• Supplied records
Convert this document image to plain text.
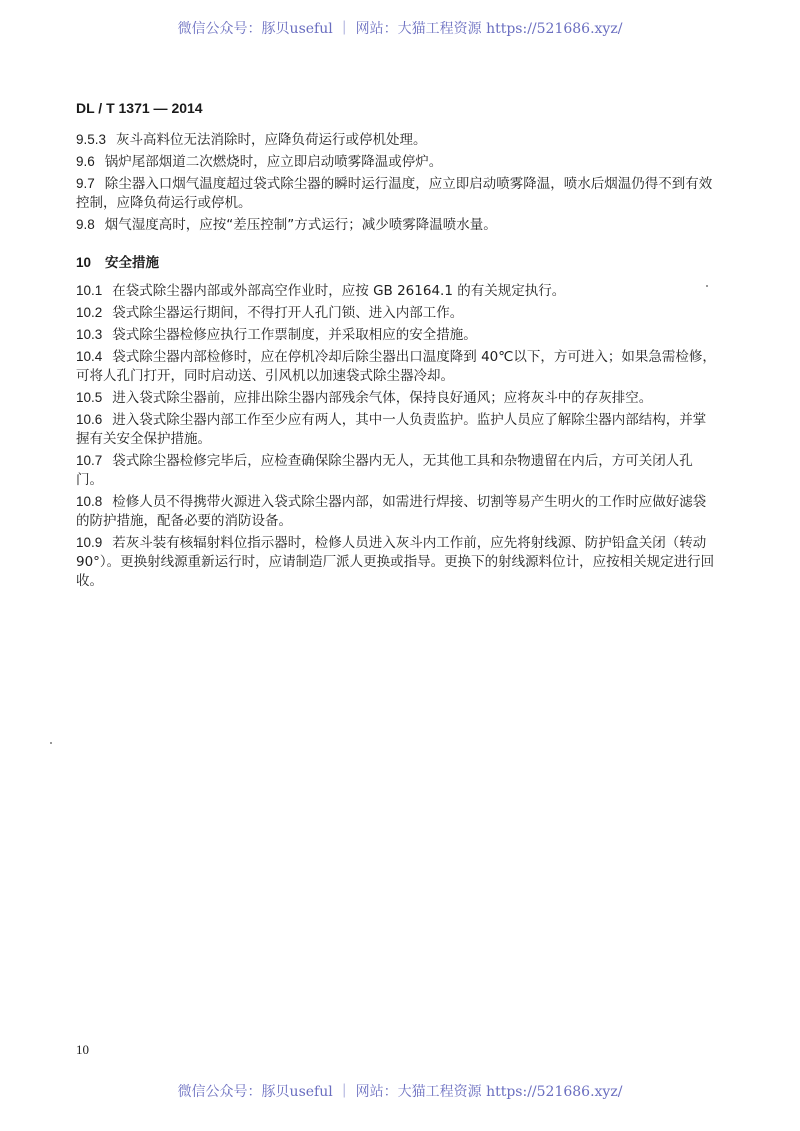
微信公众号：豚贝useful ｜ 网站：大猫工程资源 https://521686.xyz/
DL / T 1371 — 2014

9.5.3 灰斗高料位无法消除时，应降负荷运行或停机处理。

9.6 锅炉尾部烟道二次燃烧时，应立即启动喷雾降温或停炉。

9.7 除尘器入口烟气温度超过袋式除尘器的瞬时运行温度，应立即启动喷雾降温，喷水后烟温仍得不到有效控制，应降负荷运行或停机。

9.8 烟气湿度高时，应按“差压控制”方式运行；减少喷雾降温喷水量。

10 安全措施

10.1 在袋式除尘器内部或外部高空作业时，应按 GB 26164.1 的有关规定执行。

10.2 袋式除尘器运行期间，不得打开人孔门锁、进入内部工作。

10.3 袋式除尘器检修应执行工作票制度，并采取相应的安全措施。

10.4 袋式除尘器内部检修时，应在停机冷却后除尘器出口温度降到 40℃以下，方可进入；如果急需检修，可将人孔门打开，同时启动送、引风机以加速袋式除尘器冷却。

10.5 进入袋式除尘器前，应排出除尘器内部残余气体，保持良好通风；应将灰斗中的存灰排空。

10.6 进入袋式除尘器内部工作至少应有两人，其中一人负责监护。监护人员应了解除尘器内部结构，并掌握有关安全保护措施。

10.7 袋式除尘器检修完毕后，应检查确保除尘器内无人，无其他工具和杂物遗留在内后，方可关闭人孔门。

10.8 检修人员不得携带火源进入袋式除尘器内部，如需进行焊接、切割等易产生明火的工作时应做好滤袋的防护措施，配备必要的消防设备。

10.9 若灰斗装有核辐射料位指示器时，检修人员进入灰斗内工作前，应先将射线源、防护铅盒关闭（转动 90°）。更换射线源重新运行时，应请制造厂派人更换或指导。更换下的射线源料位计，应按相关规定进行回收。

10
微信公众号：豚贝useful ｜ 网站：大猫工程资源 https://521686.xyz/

• Instruction
A faithful copy of the records above is needed, with the pictures left out.

• Result
Convert this document image to plain text.
微信公众号：豚贝useful ｜ 网站：大猫工程资源 https://521686.xyz/
DL / T 1371 — 2014

9.5.3 灰斗高料位无法消除时，应降负荷运行或停机处理。

9.6 锅炉尾部烟道二次燃烧时，应立即启动喷雾降温或停炉。

9.7 除尘器入口烟气温度超过袋式除尘器的瞬时运行温度，应立即启动喷雾降温，喷水后烟温仍得不到有效控制，应降负荷运行或停机。

9.8 烟气湿度高时，应按“差压控制”方式运行；减少喷雾降温喷水量。

10 安全措施

10.1 在袋式除尘器内部或外部高空作业时，应按 GB 26164.1 的有关规定执行。

10.2 袋式除尘器运行期间，不得打开人孔门锁、进入内部工作。

10.3 袋式除尘器检修应执行工作票制度，并采取相应的安全措施。

10.4 袋式除尘器内部检修时，应在停机冷却后除尘器出口温度降到 40℃以下，方可进入；如果急需检修，可将人孔门打开，同时启动送、引风机以加速袋式除尘器冷却。

10.5 进入袋式除尘器前，应排出除尘器内部残余气体，保持良好通风；应将灰斗中的存灰排空。

10.6 进入袋式除尘器内部工作至少应有两人，其中一人负责监护。监护人员应了解除尘器内部结构，并掌握有关安全保护措施。

10.7 袋式除尘器检修完毕后，应检查确保除尘器内无人，无其他工具和杂物遗留在内后，方可关闭人孔门。

10.8 检修人员不得携带火源进入袋式除尘器内部，如需进行焊接、切割等易产生明火的工作时应做好滤袋的防护措施，配备必要的消防设备。

10.9 若灰斗装有核辐射料位指示器时，检修人员进入灰斗内工作前，应先将射线源、防护铅盒关闭（转动 90°）。更换射线源重新运行时，应请制造厂派人更换或指导。更换下的射线源料位计，应按相关规定进行回收。

10
微信公众号：豚贝useful ｜ 网站：大猫工程资源 https://521686.xyz/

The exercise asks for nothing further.